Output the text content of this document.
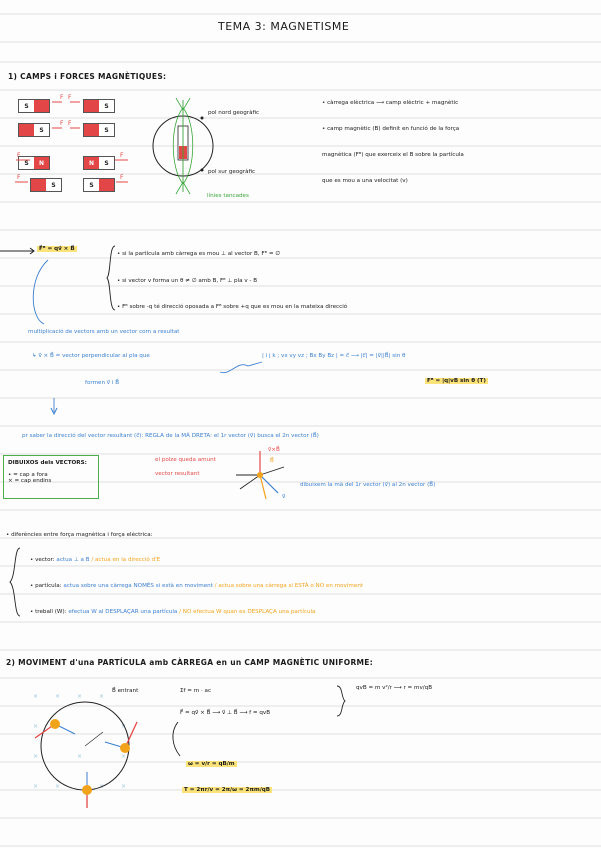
TEMA 3: MAGNETISME
1) CAMPS i FORCES MAGNÈTIQUES:
S	S
S	S
S	N	N	S
S	S
F F
F F
F	F
F	F
pol nord geogràfic
pol sur geogràfic
línies tancades
• càrrega elèctrica ⟶ camp elèctric + magnètic
• camp magnètic (B) definit en funció de la força
magnètica (Fᴮ) que exerceix el B sobre la partícula
que es mou a una velocitat (v)
F⃗ᴮ = qv⃗ × B⃗
• si la partícula amb càrrega es mou ⊥ al vector B, Fᴮ = ∅
• si vector v forma un θ ≠ ∅ amb B, Fᴮ ⊥ pla v - B
• Fᴮ sobre -q té direcció oposada a Fᴮ sobre +q que es mou en la mateixa direcció
multiplicació de vectors amb un vector com a resultat
↳ v⃗ × B⃗ = vector perpendicular al pla que
formen v⃗ i B⃗
| i j k ; vx vy vz ; Bx By Bz | = c⃗ ⟶ |c⃗| = |v⃗||B⃗| sin θ
Fᴮ = |q|vB sin θ (T)
pr saber la direcció del vector resultant (c⃗): REGLA de la MÀ DRETA: el 1r vector (v⃗) busca el 2n vector (B⃗)
DIBUIXOS dels VECTORS:
• = cap a fora
× = cap endins
el polze queda amunt
vector resultant
v⃗×B⃗
B⃗
v⃗
dibuixem la mà del 1r vector (v⃗) al 2n vector (B⃗)
• diferències entre força magnètica i força elèctrica:
• vector: actua ⊥ a B / actua en la direcció d'E
• partícula: actua sobre una càrrega NOMÉS si està en moviment / actua sobre una càrrega si ESTÀ o NO en moviment
• treball (W): efectua W al DESPLAÇAR una partícula / NO efectua W quan es DESPLAÇA una partícula
2) MOVIMENT d'una PARTÍCULA amb CÀRREGA en un CAMP MAGNÈTIC UNIFORME:
×	×	×	×
×	×
×	×	×
×	×	×	×
B⃗ entrant	Σf = m · ac
F⃗ = qv⃗ × B⃗ ⟶ v⃗ ⊥ B⃗ ⟶ f = qvB
qvB = m v²/r ⟶ r = mv/qB
ω = v/r = qB/m
T = 2πr/v = 2π/ω = 2πm/qB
********************
(Problem to solve):
Scan the material for lines with the word "geogràfic", and copy each line you find.

(Expected output):
pol nord geogràfic
pol sur geogràfic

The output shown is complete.